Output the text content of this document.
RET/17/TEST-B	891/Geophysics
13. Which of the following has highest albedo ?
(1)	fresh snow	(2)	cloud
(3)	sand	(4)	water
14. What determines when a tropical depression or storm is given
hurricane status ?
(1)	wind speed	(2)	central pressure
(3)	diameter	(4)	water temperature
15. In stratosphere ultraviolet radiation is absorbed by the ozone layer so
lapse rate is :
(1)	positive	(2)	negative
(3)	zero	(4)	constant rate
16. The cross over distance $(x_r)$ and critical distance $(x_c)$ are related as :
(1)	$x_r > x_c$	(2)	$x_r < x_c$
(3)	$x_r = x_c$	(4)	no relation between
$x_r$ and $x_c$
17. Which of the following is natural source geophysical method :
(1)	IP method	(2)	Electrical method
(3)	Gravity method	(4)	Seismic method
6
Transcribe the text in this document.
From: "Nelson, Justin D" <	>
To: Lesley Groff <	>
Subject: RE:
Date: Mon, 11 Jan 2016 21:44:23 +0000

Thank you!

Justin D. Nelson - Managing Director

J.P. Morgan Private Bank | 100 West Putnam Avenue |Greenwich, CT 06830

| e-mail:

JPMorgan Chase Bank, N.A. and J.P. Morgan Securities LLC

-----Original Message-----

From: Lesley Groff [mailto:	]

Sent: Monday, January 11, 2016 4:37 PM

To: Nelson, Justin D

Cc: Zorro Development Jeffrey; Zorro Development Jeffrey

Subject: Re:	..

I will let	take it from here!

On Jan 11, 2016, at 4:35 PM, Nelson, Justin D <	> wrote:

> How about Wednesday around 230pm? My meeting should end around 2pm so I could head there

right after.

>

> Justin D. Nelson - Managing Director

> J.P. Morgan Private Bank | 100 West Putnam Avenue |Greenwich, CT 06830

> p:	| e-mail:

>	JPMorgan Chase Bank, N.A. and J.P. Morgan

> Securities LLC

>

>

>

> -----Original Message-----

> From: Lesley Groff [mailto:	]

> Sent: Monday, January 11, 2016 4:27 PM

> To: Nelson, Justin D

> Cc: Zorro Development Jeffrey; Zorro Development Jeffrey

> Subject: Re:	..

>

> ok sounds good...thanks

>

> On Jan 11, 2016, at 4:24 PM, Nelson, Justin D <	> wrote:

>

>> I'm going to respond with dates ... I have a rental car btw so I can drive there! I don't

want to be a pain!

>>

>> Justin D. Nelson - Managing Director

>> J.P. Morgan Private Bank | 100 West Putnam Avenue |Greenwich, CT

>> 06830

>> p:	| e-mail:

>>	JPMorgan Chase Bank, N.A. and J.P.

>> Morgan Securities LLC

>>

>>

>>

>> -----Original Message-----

• PROBLEM TO WORK ON
Take every line above carrying "Securities" and return it.

• EXERCISE SOLUTION
JPMorgan Chase Bank, N.A. and J.P. Morgan Securities LLC
> Securities LLC
>> Morgan Securities LLC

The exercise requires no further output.